* Entries shown:

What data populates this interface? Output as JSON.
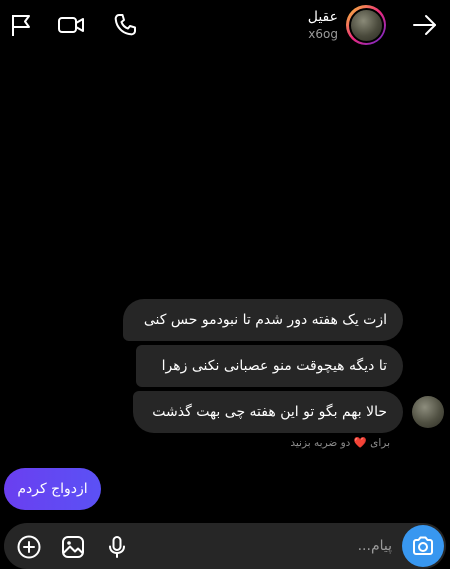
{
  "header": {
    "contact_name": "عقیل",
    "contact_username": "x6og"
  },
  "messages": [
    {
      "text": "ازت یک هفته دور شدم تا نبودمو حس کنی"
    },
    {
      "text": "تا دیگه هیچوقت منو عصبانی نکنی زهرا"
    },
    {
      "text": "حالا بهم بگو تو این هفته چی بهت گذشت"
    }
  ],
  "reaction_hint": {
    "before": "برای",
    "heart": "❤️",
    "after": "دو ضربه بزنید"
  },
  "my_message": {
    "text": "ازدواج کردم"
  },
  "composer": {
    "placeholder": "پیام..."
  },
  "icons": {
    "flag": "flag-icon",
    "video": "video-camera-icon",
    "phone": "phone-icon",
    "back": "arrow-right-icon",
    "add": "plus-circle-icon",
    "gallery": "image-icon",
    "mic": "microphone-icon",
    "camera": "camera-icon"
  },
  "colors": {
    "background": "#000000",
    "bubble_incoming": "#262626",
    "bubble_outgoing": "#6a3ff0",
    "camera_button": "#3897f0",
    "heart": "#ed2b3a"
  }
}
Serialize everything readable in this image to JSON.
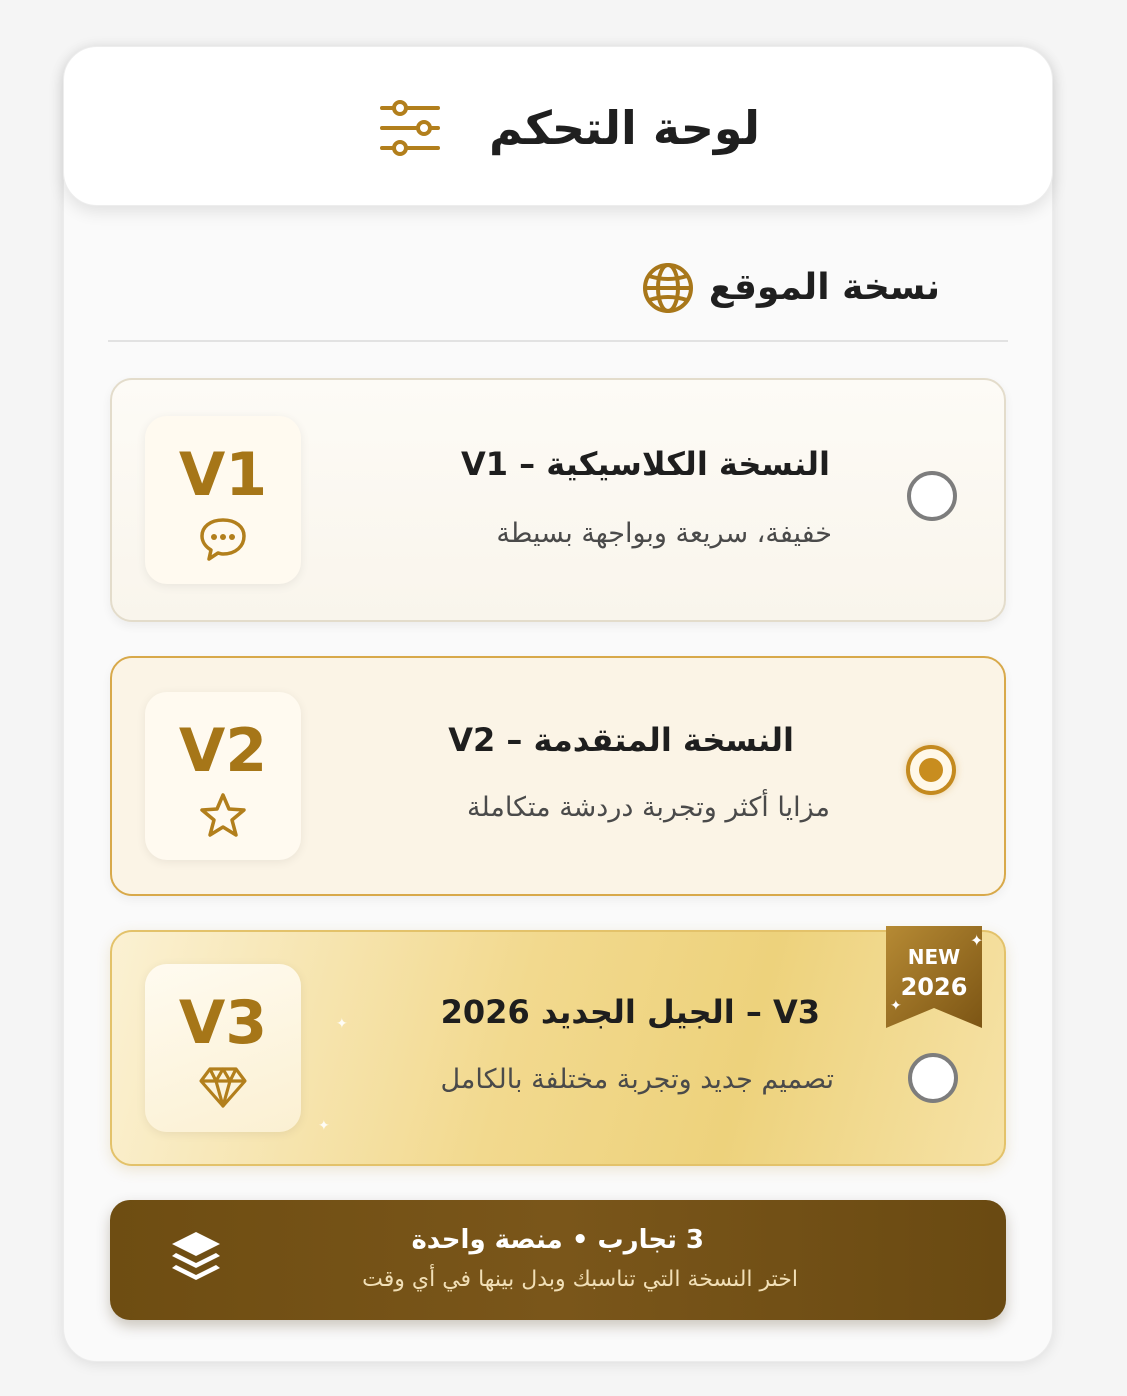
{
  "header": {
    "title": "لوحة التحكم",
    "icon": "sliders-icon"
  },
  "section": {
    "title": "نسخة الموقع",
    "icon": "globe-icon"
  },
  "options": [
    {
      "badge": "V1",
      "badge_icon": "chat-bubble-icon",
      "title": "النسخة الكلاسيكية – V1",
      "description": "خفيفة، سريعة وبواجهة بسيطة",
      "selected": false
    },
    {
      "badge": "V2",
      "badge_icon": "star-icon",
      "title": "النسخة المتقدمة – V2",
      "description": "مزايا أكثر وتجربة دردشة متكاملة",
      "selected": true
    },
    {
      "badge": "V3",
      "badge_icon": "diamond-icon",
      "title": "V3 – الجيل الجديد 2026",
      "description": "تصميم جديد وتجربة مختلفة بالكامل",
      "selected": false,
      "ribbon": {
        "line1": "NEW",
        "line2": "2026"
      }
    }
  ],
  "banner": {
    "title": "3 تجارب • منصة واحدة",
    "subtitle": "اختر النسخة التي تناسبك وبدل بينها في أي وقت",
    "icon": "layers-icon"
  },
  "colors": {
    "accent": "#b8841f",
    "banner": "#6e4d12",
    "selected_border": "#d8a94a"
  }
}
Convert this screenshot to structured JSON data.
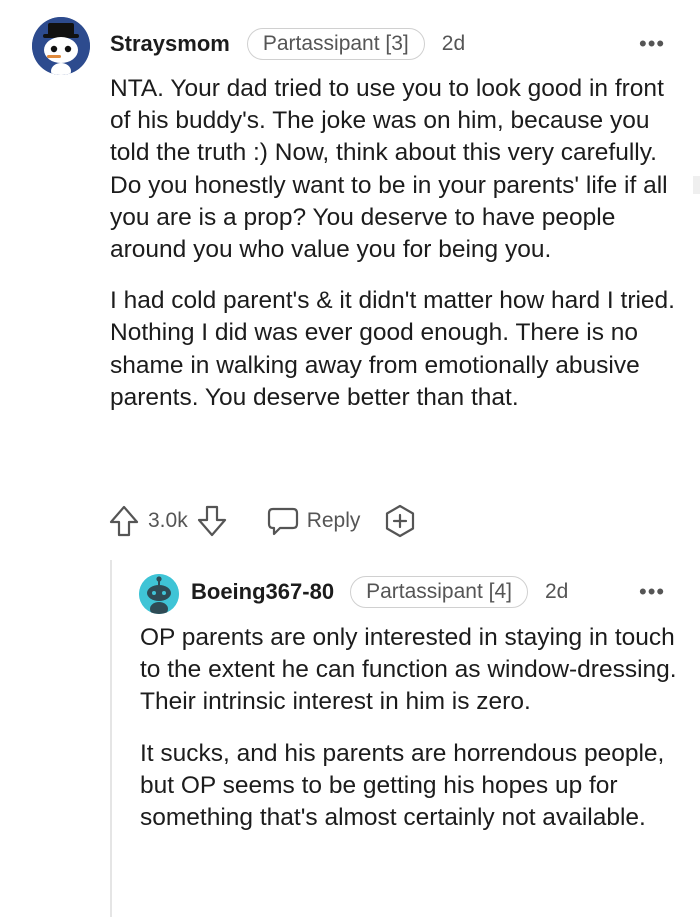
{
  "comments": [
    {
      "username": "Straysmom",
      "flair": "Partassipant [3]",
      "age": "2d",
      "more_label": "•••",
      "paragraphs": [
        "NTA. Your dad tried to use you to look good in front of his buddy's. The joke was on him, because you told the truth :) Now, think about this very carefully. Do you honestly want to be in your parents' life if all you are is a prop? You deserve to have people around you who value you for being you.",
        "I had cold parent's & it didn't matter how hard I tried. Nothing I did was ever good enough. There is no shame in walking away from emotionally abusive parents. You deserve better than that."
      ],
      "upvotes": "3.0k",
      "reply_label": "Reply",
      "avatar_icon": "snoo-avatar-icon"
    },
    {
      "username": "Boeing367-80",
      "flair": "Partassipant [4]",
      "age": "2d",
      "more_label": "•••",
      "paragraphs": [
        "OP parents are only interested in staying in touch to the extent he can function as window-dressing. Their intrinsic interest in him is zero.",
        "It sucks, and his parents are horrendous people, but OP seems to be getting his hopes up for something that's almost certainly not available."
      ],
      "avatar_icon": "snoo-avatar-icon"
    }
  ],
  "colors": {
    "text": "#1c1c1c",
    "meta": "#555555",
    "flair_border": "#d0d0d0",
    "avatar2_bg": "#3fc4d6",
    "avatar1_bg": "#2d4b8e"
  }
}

* Aim:
Reproduce each record from above exactly; pictures do not belong in the copy.

* Answer to this task:
What data populates this interface? Output as JSON.
{
  "header": {
    "contact_name": "عقیل",
    "contact_username": "x6og"
  },
  "messages": [
    {
      "text": "ازت یک هفته دور شدم تا نبودمو حس کنی"
    },
    {
      "text": "تا دیگه هیچوقت منو عصبانی نکنی زهرا"
    },
    {
      "text": "حالا بهم بگو تو این هفته چی بهت گذشت"
    }
  ],
  "reaction_hint": {
    "before": "برای",
    "heart": "❤️",
    "after": "دو ضربه بزنید"
  },
  "my_message": {
    "text": "ازدواج کردم"
  },
  "composer": {
    "placeholder": "پیام..."
  },
  "icons": {
    "flag": "flag-icon",
    "video": "video-camera-icon",
    "phone": "phone-icon",
    "back": "arrow-right-icon",
    "add": "plus-circle-icon",
    "gallery": "image-icon",
    "mic": "microphone-icon",
    "camera": "camera-icon"
  },
  "colors": {
    "background": "#000000",
    "bubble_incoming": "#262626",
    "bubble_outgoing": "#6a3ff0",
    "camera_button": "#3897f0",
    "heart": "#ed2b3a"
  }
}
Serialize everything readable in this image to JSON.
{
  "header": {
    "title": "لوحة التحكم",
    "icon": "sliders-icon"
  },
  "section": {
    "title": "نسخة الموقع",
    "icon": "globe-icon"
  },
  "options": [
    {
      "badge": "V1",
      "badge_icon": "chat-bubble-icon",
      "title": "النسخة الكلاسيكية – V1",
      "description": "خفيفة، سريعة وبواجهة بسيطة",
      "selected": false
    },
    {
      "badge": "V2",
      "badge_icon": "star-icon",
      "title": "النسخة المتقدمة – V2",
      "description": "مزايا أكثر وتجربة دردشة متكاملة",
      "selected": true
    },
    {
      "badge": "V3",
      "badge_icon": "diamond-icon",
      "title": "V3 – الجيل الجديد 2026",
      "description": "تصميم جديد وتجربة مختلفة بالكامل",
      "selected": false,
      "ribbon": {
        "line1": "NEW",
        "line2": "2026"
      }
    }
  ],
  "banner": {
    "title": "3 تجارب • منصة واحدة",
    "subtitle": "اختر النسخة التي تناسبك وبدل بينها في أي وقت",
    "icon": "layers-icon"
  },
  "colors": {
    "accent": "#b8841f",
    "banner": "#6e4d12",
    "selected_border": "#d8a94a"
  }
}
Convert this screenshot to structured JSON data.
{
  "comments": [
    {
      "username": "Straysmom",
      "flair": "Partassipant [3]",
      "age": "2d",
      "more_label": "•••",
      "paragraphs": [
        "NTA. Your dad tried to use you to look good in front of his buddy's. The joke was on him, because you told the truth :) Now, think about this very carefully. Do you honestly want to be in your parents' life if all you are is a prop? You deserve to have people around you who value you for being you.",
        "I had cold parent's & it didn't matter how hard I tried. Nothing I did was ever good enough. There is no shame in walking away from emotionally abusive parents. You deserve better than that."
      ],
      "upvotes": "3.0k",
      "reply_label": "Reply",
      "avatar_icon": "snoo-avatar-icon"
    },
    {
      "username": "Boeing367-80",
      "flair": "Partassipant [4]",
      "age": "2d",
      "more_label": "•••",
      "paragraphs": [
        "OP parents are only interested in staying in touch to the extent he can function as window-dressing. Their intrinsic interest in him is zero.",
        "It sucks, and his parents are horrendous people, but OP seems to be getting his hopes up for something that's almost certainly not available."
      ],
      "avatar_icon": "snoo-avatar-icon"
    }
  ],
  "colors": {
    "text": "#1c1c1c",
    "meta": "#555555",
    "flair_border": "#d0d0d0",
    "avatar2_bg": "#3fc4d6",
    "avatar1_bg": "#2d4b8e"
  }
}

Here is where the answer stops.